__GIVEN RECORDS__
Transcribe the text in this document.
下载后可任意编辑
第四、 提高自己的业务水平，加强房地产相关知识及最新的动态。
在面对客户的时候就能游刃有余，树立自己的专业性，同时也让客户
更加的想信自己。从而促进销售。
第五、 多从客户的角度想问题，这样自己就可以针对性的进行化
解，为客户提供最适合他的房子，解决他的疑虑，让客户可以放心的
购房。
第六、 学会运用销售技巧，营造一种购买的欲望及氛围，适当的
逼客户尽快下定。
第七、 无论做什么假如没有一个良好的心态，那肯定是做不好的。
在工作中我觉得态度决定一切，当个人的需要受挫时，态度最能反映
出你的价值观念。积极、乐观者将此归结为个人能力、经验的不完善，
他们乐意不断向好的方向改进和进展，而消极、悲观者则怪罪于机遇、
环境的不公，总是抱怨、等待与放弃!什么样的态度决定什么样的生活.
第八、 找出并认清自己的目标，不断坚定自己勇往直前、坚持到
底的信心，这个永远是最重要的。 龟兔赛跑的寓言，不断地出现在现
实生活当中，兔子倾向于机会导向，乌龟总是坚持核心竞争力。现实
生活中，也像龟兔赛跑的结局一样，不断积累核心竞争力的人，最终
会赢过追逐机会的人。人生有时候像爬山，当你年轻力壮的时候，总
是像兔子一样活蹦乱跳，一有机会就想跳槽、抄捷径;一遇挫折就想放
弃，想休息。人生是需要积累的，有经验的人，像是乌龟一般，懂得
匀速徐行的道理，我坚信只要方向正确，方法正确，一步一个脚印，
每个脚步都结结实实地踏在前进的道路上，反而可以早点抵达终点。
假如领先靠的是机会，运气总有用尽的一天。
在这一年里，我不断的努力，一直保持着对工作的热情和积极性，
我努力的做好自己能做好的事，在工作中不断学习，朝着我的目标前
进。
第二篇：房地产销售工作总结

__WHAT TO DO__
Each line of the material must be restated exactly.

__FULL OUTPUT__
Transcribe the text in this document.
下载后可任意编辑
第四、 提高自己的业务水平，加强房地产相关知识及最新的动态。
在面对客户的时候就能游刃有余，树立自己的专业性，同时也让客户
更加的想信自己。从而促进销售。
第五、 多从客户的角度想问题，这样自己就可以针对性的进行化
解，为客户提供最适合他的房子，解决他的疑虑，让客户可以放心的
购房。
第六、 学会运用销售技巧，营造一种购买的欲望及氛围，适当的
逼客户尽快下定。
第七、 无论做什么假如没有一个良好的心态，那肯定是做不好的。
在工作中我觉得态度决定一切，当个人的需要受挫时，态度最能反映
出你的价值观念。积极、乐观者将此归结为个人能力、经验的不完善，
他们乐意不断向好的方向改进和进展，而消极、悲观者则怪罪于机遇、
环境的不公，总是抱怨、等待与放弃!什么样的态度决定什么样的生活.
第八、 找出并认清自己的目标，不断坚定自己勇往直前、坚持到
底的信心，这个永远是最重要的。 龟兔赛跑的寓言，不断地出现在现
实生活当中，兔子倾向于机会导向，乌龟总是坚持核心竞争力。现实
生活中，也像龟兔赛跑的结局一样，不断积累核心竞争力的人，最终
会赢过追逐机会的人。人生有时候像爬山，当你年轻力壮的时候，总
是像兔子一样活蹦乱跳，一有机会就想跳槽、抄捷径;一遇挫折就想放
弃，想休息。人生是需要积累的，有经验的人，像是乌龟一般，懂得
匀速徐行的道理，我坚信只要方向正确，方法正确，一步一个脚印，
每个脚步都结结实实地踏在前进的道路上，反而可以早点抵达终点。
假如领先靠的是机会，运气总有用尽的一天。
在这一年里，我不断的努力，一直保持着对工作的热情和积极性，
我努力的做好自己能做好的事，在工作中不断学习，朝着我的目标前
进。
第二篇：房地产销售工作总结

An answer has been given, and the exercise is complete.